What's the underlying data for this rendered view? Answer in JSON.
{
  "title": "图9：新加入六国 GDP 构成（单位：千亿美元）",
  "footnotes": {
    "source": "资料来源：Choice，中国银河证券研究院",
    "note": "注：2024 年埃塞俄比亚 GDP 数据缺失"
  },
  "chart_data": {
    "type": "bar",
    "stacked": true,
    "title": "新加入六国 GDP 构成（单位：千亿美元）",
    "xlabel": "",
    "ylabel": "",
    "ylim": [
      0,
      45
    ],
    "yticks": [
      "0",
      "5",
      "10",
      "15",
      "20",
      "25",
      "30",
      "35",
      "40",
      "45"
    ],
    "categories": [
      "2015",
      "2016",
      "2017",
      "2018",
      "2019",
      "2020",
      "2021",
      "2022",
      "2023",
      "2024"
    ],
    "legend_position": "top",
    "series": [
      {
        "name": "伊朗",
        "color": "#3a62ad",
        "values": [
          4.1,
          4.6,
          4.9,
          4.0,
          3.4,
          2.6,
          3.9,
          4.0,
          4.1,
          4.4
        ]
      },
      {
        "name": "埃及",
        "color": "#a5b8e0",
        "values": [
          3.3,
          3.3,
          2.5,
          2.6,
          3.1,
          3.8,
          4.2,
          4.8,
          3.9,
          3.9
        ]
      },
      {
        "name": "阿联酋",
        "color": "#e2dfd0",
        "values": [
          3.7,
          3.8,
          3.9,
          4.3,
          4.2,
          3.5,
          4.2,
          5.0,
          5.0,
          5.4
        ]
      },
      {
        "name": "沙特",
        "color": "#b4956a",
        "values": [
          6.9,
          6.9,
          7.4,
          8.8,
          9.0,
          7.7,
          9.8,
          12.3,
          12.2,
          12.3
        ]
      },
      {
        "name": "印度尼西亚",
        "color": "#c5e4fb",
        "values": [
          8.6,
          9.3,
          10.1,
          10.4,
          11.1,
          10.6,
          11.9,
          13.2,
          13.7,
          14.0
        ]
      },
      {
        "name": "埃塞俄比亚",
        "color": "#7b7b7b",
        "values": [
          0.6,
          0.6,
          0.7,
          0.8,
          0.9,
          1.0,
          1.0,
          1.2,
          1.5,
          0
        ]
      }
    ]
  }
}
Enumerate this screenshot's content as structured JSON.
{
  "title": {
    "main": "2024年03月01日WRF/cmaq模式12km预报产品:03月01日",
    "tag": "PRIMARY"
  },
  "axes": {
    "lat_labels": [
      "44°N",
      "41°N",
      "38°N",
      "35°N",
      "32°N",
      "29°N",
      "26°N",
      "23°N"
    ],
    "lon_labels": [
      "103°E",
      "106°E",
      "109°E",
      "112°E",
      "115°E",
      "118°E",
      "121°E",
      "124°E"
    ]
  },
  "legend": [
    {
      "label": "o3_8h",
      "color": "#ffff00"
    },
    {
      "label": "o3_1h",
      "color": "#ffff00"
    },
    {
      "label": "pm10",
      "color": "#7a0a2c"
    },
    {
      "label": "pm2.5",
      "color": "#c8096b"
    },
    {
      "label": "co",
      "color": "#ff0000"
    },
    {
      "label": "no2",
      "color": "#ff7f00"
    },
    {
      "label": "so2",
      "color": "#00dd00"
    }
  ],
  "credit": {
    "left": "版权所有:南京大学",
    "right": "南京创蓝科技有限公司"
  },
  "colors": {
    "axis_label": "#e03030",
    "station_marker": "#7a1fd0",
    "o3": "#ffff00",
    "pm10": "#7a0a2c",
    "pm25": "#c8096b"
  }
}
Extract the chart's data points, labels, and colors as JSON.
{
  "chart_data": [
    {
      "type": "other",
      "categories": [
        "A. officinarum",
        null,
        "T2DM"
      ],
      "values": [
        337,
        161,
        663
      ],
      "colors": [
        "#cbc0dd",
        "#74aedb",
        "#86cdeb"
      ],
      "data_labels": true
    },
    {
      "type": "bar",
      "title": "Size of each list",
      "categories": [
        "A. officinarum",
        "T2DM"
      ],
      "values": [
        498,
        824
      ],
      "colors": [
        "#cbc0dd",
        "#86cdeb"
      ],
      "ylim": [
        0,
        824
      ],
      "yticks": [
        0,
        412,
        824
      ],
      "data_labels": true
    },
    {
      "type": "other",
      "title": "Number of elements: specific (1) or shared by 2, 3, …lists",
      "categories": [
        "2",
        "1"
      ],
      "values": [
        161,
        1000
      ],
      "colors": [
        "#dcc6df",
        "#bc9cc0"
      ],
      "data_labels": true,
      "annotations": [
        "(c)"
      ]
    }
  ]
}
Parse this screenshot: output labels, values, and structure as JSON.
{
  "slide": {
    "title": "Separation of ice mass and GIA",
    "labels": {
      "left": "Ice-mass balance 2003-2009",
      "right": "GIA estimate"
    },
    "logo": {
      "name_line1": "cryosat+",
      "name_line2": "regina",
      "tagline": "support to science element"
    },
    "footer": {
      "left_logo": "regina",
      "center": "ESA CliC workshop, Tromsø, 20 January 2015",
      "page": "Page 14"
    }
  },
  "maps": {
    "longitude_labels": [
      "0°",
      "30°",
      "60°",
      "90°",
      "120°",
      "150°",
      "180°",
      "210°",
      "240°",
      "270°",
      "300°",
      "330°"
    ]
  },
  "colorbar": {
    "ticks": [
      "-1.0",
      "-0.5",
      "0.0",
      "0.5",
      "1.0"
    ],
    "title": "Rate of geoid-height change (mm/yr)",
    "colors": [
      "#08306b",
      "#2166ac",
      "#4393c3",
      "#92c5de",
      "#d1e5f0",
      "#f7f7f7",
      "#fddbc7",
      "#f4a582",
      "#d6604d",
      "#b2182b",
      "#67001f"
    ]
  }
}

- - -

[Task goal] Copy all of the material word for word.

[Result of the task]
What's the underlying data for this rendered view? Answer in JSON.
{
  "title": "图9：新加入六国 GDP 构成（单位：千亿美元）",
  "footnotes": {
    "source": "资料来源：Choice，中国银河证券研究院",
    "note": "注：2024 年埃塞俄比亚 GDP 数据缺失"
  },
  "chart_data": {
    "type": "bar",
    "stacked": true,
    "title": "新加入六国 GDP 构成（单位：千亿美元）",
    "xlabel": "",
    "ylabel": "",
    "ylim": [
      0,
      45
    ],
    "yticks": [
      "0",
      "5",
      "10",
      "15",
      "20",
      "25",
      "30",
      "35",
      "40",
      "45"
    ],
    "categories": [
      "2015",
      "2016",
      "2017",
      "2018",
      "2019",
      "2020",
      "2021",
      "2022",
      "2023",
      "2024"
    ],
    "legend_position": "top",
    "series": [
      {
        "name": "伊朗",
        "color": "#3a62ad",
        "values": [
          4.1,
          4.6,
          4.9,
          4.0,
          3.4,
          2.6,
          3.9,
          4.0,
          4.1,
          4.4
        ]
      },
      {
        "name": "埃及",
        "color": "#a5b8e0",
        "values": [
          3.3,
          3.3,
          2.5,
          2.6,
          3.1,
          3.8,
          4.2,
          4.8,
          3.9,
          3.9
        ]
      },
      {
        "name": "阿联酋",
        "color": "#e2dfd0",
        "values": [
          3.7,
          3.8,
          3.9,
          4.3,
          4.2,
          3.5,
          4.2,
          5.0,
          5.0,
          5.4
        ]
      },
      {
        "name": "沙特",
        "color": "#b4956a",
        "values": [
          6.9,
          6.9,
          7.4,
          8.8,
          9.0,
          7.7,
          9.8,
          12.3,
          12.2,
          12.3
        ]
      },
      {
        "name": "印度尼西亚",
        "color": "#c5e4fb",
        "values": [
          8.6,
          9.3,
          10.1,
          10.4,
          11.1,
          10.6,
          11.9,
          13.2,
          13.7,
          14.0
        ]
      },
      {
        "name": "埃塞俄比亚",
        "color": "#7b7b7b",
        "values": [
          0.6,
          0.6,
          0.7,
          0.8,
          0.9,
          1.0,
          1.0,
          1.2,
          1.5,
          0
        ]
      }
    ]
  }
}
Enumerate this screenshot's content as structured JSON.
{
  "title": {
    "main": "2024年03月01日WRF/cmaq模式12km预报产品:03月01日",
    "tag": "PRIMARY"
  },
  "axes": {
    "lat_labels": [
      "44°N",
      "41°N",
      "38°N",
      "35°N",
      "32°N",
      "29°N",
      "26°N",
      "23°N"
    ],
    "lon_labels": [
      "103°E",
      "106°E",
      "109°E",
      "112°E",
      "115°E",
      "118°E",
      "121°E",
      "124°E"
    ]
  },
  "legend": [
    {
      "label": "o3_8h",
      "color": "#ffff00"
    },
    {
      "label": "o3_1h",
      "color": "#ffff00"
    },
    {
      "label": "pm10",
      "color": "#7a0a2c"
    },
    {
      "label": "pm2.5",
      "color": "#c8096b"
    },
    {
      "label": "co",
      "color": "#ff0000"
    },
    {
      "label": "no2",
      "color": "#ff7f00"
    },
    {
      "label": "so2",
      "color": "#00dd00"
    }
  ],
  "credit": {
    "left": "版权所有:南京大学",
    "right": "南京创蓝科技有限公司"
  },
  "colors": {
    "axis_label": "#e03030",
    "station_marker": "#7a1fd0",
    "o3": "#ffff00",
    "pm10": "#7a0a2c",
    "pm25": "#c8096b"
  }
}
Extract the chart's data points, labels, and colors as JSON.
{
  "chart_data": [
    {
      "type": "other",
      "categories": [
        "A. officinarum",
        null,
        "T2DM"
      ],
      "values": [
        337,
        161,
        663
      ],
      "colors": [
        "#cbc0dd",
        "#74aedb",
        "#86cdeb"
      ],
      "data_labels": true
    },
    {
      "type": "bar",
      "title": "Size of each list",
      "categories": [
        "A. officinarum",
        "T2DM"
      ],
      "values": [
        498,
        824
      ],
      "colors": [
        "#cbc0dd",
        "#86cdeb"
      ],
      "ylim": [
        0,
        824
      ],
      "yticks": [
        0,
        412,
        824
      ],
      "data_labels": true
    },
    {
      "type": "other",
      "title": "Number of elements: specific (1) or shared by 2, 3, …lists",
      "categories": [
        "2",
        "1"
      ],
      "values": [
        161,
        1000
      ],
      "colors": [
        "#dcc6df",
        "#bc9cc0"
      ],
      "data_labels": true,
      "annotations": [
        "(c)"
      ]
    }
  ]
}
Parse this screenshot: output labels, values, and structure as JSON.
{
  "slide": {
    "title": "Separation of ice mass and GIA",
    "labels": {
      "left": "Ice-mass balance 2003-2009",
      "right": "GIA estimate"
    },
    "logo": {
      "name_line1": "cryosat+",
      "name_line2": "regina",
      "tagline": "support to science element"
    },
    "footer": {
      "left_logo": "regina",
      "center": "ESA CliC workshop, Tromsø, 20 January 2015",
      "page": "Page 14"
    }
  },
  "maps": {
    "longitude_labels": [
      "0°",
      "30°",
      "60°",
      "90°",
      "120°",
      "150°",
      "180°",
      "210°",
      "240°",
      "270°",
      "300°",
      "330°"
    ]
  },
  "colorbar": {
    "ticks": [
      "-1.0",
      "-0.5",
      "0.0",
      "0.5",
      "1.0"
    ],
    "title": "Rate of geoid-height change (mm/yr)",
    "colors": [
      "#08306b",
      "#2166ac",
      "#4393c3",
      "#92c5de",
      "#d1e5f0",
      "#f7f7f7",
      "#fddbc7",
      "#f4a582",
      "#d6604d",
      "#b2182b",
      "#67001f"
    ]
  }
}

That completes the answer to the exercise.